* Aim
Leave out the pictures and transcribe everything else exactly.

Extracts from a graphics dataset

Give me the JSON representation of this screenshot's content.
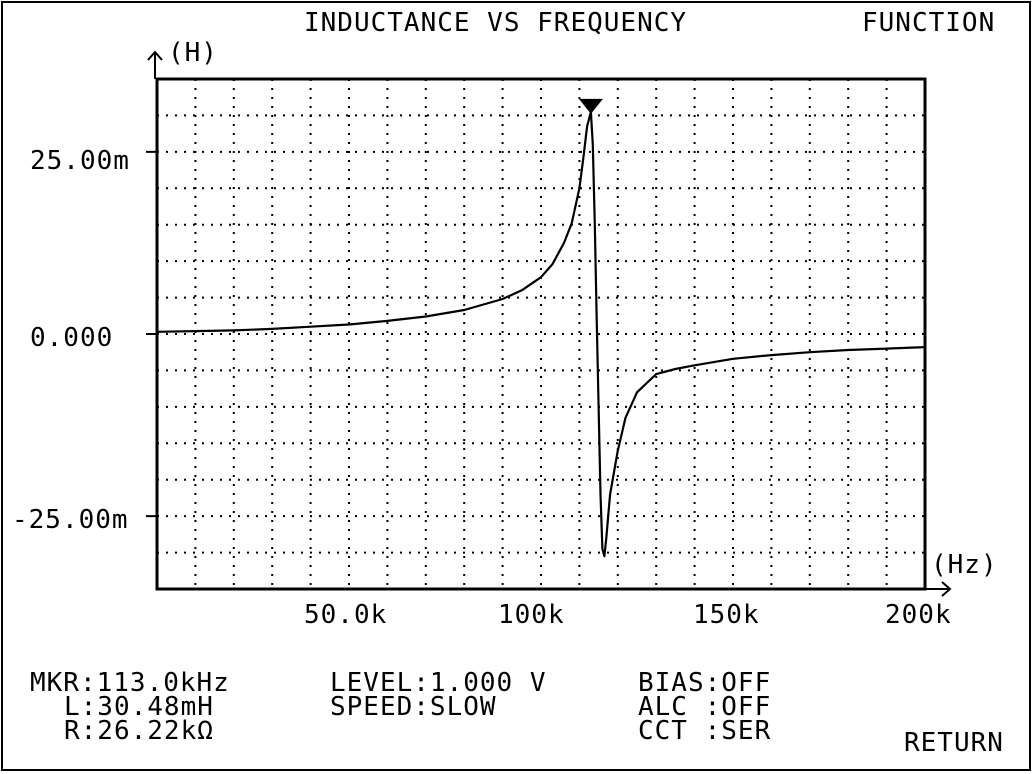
{
  "header": {
    "title": "INDUCTANCE VS FREQUENCY",
    "menu": "FUNCTION"
  },
  "chart_data": {
    "type": "line",
    "title": "INDUCTANCE VS FREQUENCY",
    "ylabel": "(H)",
    "xlabel": "(Hz)",
    "xlim": [
      0,
      200000
    ],
    "ylim": [
      -35,
      35
    ],
    "y_unit_note": "values in mH",
    "grid": true,
    "y_ticks": [
      {
        "value": 25,
        "label": "25.00m"
      },
      {
        "value": 0,
        "label": "0.000"
      },
      {
        "value": -25,
        "label": "-25.00m"
      }
    ],
    "x_ticks": [
      {
        "value": 50000,
        "label": "50.0k"
      },
      {
        "value": 100000,
        "label": "100k"
      },
      {
        "value": 150000,
        "label": "150k"
      },
      {
        "value": 200000,
        "label": "200k"
      }
    ],
    "series": [
      {
        "x": [
          0,
          10000,
          20000,
          30000,
          40000,
          50000,
          60000,
          70000,
          80000,
          90000,
          95000,
          100000,
          103000,
          106000,
          108000,
          110000,
          111000,
          112000,
          113000,
          113500,
          114000,
          114500,
          115000,
          115500,
          116000,
          116500,
          117000,
          118000,
          120000,
          122000,
          125000,
          130000,
          135000,
          140000,
          150000,
          160000,
          170000,
          180000,
          190000,
          200000
        ],
        "y": [
          0.3,
          0.4,
          0.5,
          0.7,
          1.0,
          1.3,
          1.8,
          2.4,
          3.3,
          4.8,
          6.0,
          7.8,
          9.6,
          12.5,
          15.2,
          20.0,
          24.0,
          28.5,
          30.48,
          26.0,
          15.0,
          2.0,
          -10.0,
          -22.0,
          -29.5,
          -30.5,
          -28.0,
          -22.0,
          -16.0,
          -11.5,
          -8.0,
          -5.5,
          -4.8,
          -4.3,
          -3.4,
          -2.9,
          -2.5,
          -2.2,
          -2.0,
          -1.8
        ]
      }
    ],
    "marker": {
      "x": 113000,
      "y": 30.48
    }
  },
  "readout": {
    "mkr": "MKR:113.0kHz",
    "l": "L:30.48mH",
    "r": "R:26.22kΩ",
    "level": "LEVEL:1.000 V",
    "speed": "SPEED:SLOW",
    "bias": "BIAS:OFF",
    "alc": "ALC :OFF",
    "cct": "CCT :SER"
  },
  "softkeys": {
    "return": "RETURN"
  }
}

* Reply to the exercise
Give me the JSON representation of this screenshot's content.
{
  "header": {
    "title": "INDUCTANCE VS FREQUENCY",
    "menu": "FUNCTION"
  },
  "chart_data": {
    "type": "line",
    "title": "INDUCTANCE VS FREQUENCY",
    "ylabel": "(H)",
    "xlabel": "(Hz)",
    "xlim": [
      0,
      200000
    ],
    "ylim": [
      -35,
      35
    ],
    "y_unit_note": "values in mH",
    "grid": true,
    "y_ticks": [
      {
        "value": 25,
        "label": "25.00m"
      },
      {
        "value": 0,
        "label": "0.000"
      },
      {
        "value": -25,
        "label": "-25.00m"
      }
    ],
    "x_ticks": [
      {
        "value": 50000,
        "label": "50.0k"
      },
      {
        "value": 100000,
        "label": "100k"
      },
      {
        "value": 150000,
        "label": "150k"
      },
      {
        "value": 200000,
        "label": "200k"
      }
    ],
    "series": [
      {
        "x": [
          0,
          10000,
          20000,
          30000,
          40000,
          50000,
          60000,
          70000,
          80000,
          90000,
          95000,
          100000,
          103000,
          106000,
          108000,
          110000,
          111000,
          112000,
          113000,
          113500,
          114000,
          114500,
          115000,
          115500,
          116000,
          116500,
          117000,
          118000,
          120000,
          122000,
          125000,
          130000,
          135000,
          140000,
          150000,
          160000,
          170000,
          180000,
          190000,
          200000
        ],
        "y": [
          0.3,
          0.4,
          0.5,
          0.7,
          1.0,
          1.3,
          1.8,
          2.4,
          3.3,
          4.8,
          6.0,
          7.8,
          9.6,
          12.5,
          15.2,
          20.0,
          24.0,
          28.5,
          30.48,
          26.0,
          15.0,
          2.0,
          -10.0,
          -22.0,
          -29.5,
          -30.5,
          -28.0,
          -22.0,
          -16.0,
          -11.5,
          -8.0,
          -5.5,
          -4.8,
          -4.3,
          -3.4,
          -2.9,
          -2.5,
          -2.2,
          -2.0,
          -1.8
        ]
      }
    ],
    "marker": {
      "x": 113000,
      "y": 30.48
    }
  },
  "readout": {
    "mkr": "MKR:113.0kHz",
    "l": "L:30.48mH",
    "r": "R:26.22kΩ",
    "level": "LEVEL:1.000 V",
    "speed": "SPEED:SLOW",
    "bias": "BIAS:OFF",
    "alc": "ALC :OFF",
    "cct": "CCT :SER"
  },
  "softkeys": {
    "return": "RETURN"
  }
}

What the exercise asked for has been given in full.